[Start Data shown]

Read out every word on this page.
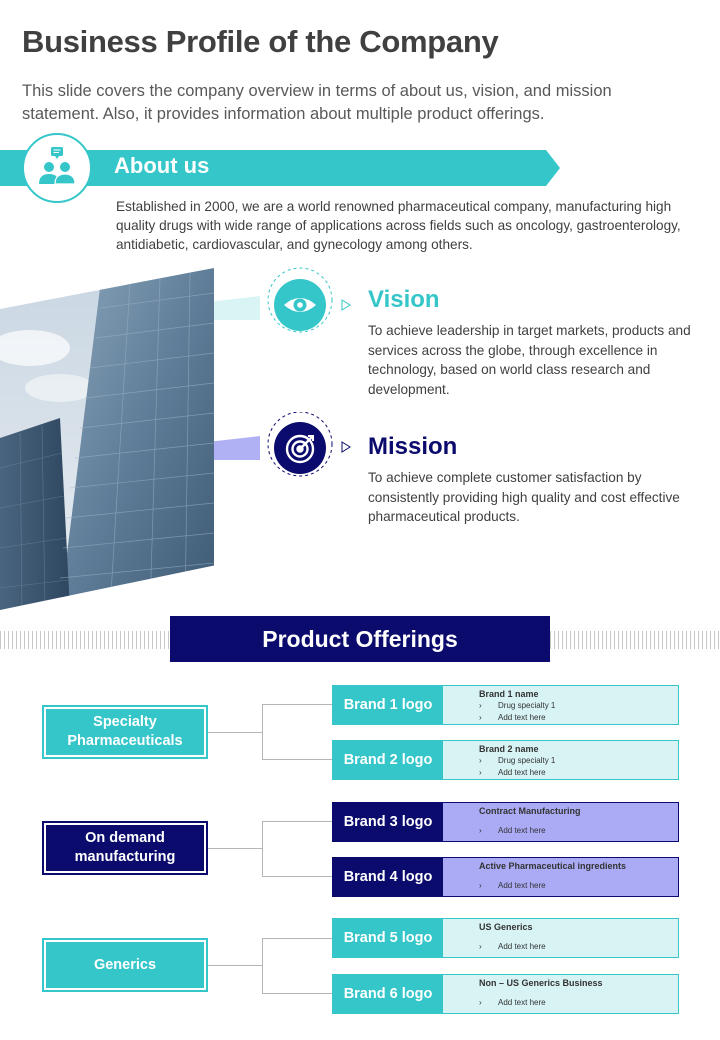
Business Profile of the Company
This slide covers the company overview in terms of about us, vision, and mission statement. Also, it provides information about multiple product offerings.
About us
Established in 2000, we are a world renowned pharmaceutical company, manufacturing high quality drugs with wide range of applications across fields such as oncology, gastroenterology, antidiabetic, cardiovascular, and gynecology among others.
Vision
To achieve leadership in target markets, products and services across the globe, through excellence in technology, based on world class research and development.
Mission
To achieve complete customer satisfaction by consistently providing high quality and cost effective pharmaceutical products.
Product Offerings
Specialty Pharmaceuticals
Brand 1 logo
Brand 1 name
› Drug specialty 1
› Add text here
Brand 2 logo
Brand 2 name
› Drug specialty 1
› Add text here
On demand manufacturing
Brand 3 logo
Contract Manufacturing
› Add text here
Brand 4 logo
Active Pharmaceutical ingredients
› Add text here
Generics
Brand 5 logo
US Generics
› Add text here
Brand 6 logo
Non – US Generics Business
› Add text here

[End Data shown]

What is required:
Leave the pictures out, and print every line of the listing exactly as written.

Response to this exercise:
Read out every word on this page.
Business Profile of the Company
This slide covers the company overview in terms of about us, vision, and mission statement. Also, it provides information about multiple product offerings.
About us
Established in 2000, we are a world renowned pharmaceutical company, manufacturing high quality drugs with wide range of applications across fields such as oncology, gastroenterology, antidiabetic, cardiovascular, and gynecology among others.
Vision
To achieve leadership in target markets, products and services across the globe, through excellence in technology, based on world class research and development.
Mission
To achieve complete customer satisfaction by consistently providing high quality and cost effective pharmaceutical products.
Product Offerings
Specialty Pharmaceuticals
Brand 1 logo
Brand 1 name
› Drug specialty 1
› Add text here
Brand 2 logo
Brand 2 name
› Drug specialty 1
› Add text here
On demand manufacturing
Brand 3 logo
Contract Manufacturing
› Add text here
Brand 4 logo
Active Pharmaceutical ingredients
› Add text here
Generics
Brand 5 logo
US Generics
› Add text here
Brand 6 logo
Non – US Generics Business
› Add text here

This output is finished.